*Do this*
Copy out all the lines in the records that include the word "Juliana".
════════
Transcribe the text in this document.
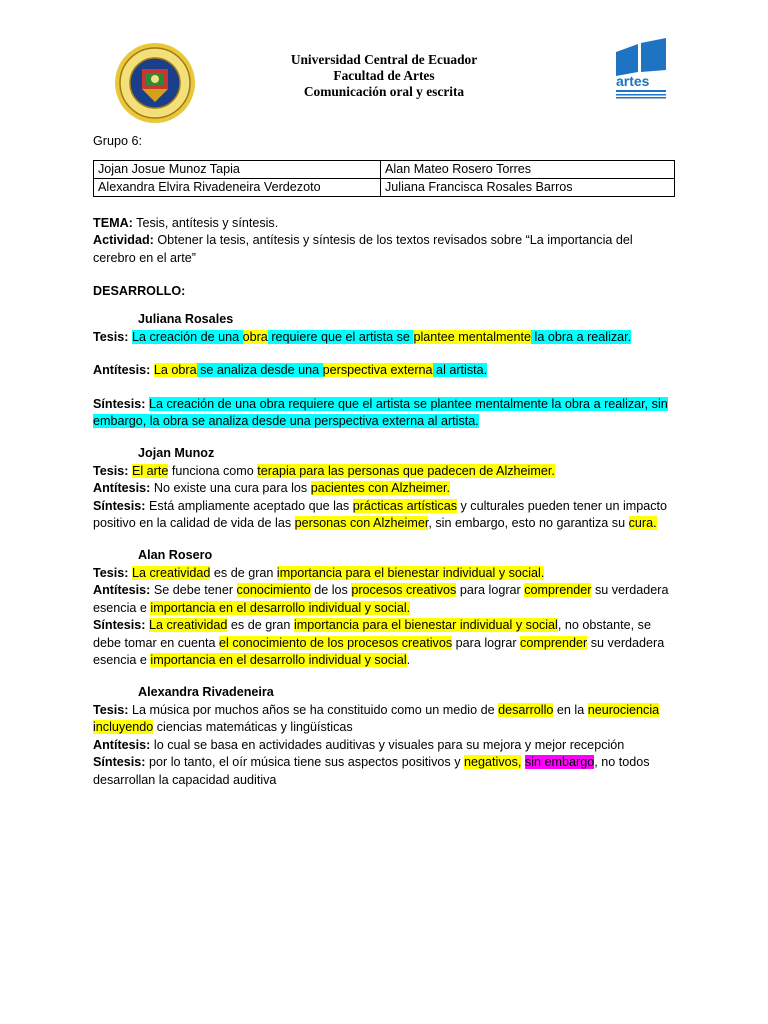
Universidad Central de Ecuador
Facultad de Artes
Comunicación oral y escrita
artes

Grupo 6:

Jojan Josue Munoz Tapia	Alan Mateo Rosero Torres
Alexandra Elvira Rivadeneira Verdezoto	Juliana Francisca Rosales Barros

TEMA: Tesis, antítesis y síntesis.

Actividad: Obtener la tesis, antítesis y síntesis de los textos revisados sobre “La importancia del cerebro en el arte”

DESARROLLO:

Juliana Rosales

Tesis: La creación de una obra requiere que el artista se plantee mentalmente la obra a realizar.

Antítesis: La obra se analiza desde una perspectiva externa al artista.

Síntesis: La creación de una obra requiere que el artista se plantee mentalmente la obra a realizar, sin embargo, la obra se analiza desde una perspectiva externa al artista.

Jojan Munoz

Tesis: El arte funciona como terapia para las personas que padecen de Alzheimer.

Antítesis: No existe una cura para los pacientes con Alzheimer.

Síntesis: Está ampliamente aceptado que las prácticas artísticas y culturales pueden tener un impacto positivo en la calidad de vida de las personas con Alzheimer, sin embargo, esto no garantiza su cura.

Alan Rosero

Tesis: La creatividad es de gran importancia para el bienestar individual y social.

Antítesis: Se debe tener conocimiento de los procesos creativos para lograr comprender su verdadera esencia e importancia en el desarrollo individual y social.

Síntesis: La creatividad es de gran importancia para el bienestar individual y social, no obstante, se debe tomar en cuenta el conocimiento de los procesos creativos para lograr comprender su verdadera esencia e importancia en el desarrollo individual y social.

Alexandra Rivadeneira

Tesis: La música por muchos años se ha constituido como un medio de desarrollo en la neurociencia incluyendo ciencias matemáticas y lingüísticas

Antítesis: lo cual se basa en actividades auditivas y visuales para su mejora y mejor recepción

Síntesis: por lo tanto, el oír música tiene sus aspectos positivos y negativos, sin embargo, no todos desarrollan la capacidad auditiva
════════
*Task output*
Alexandra Elvira Rivadeneira Verdezoto	Juliana Francisca Rosales Barros
Juliana Rosales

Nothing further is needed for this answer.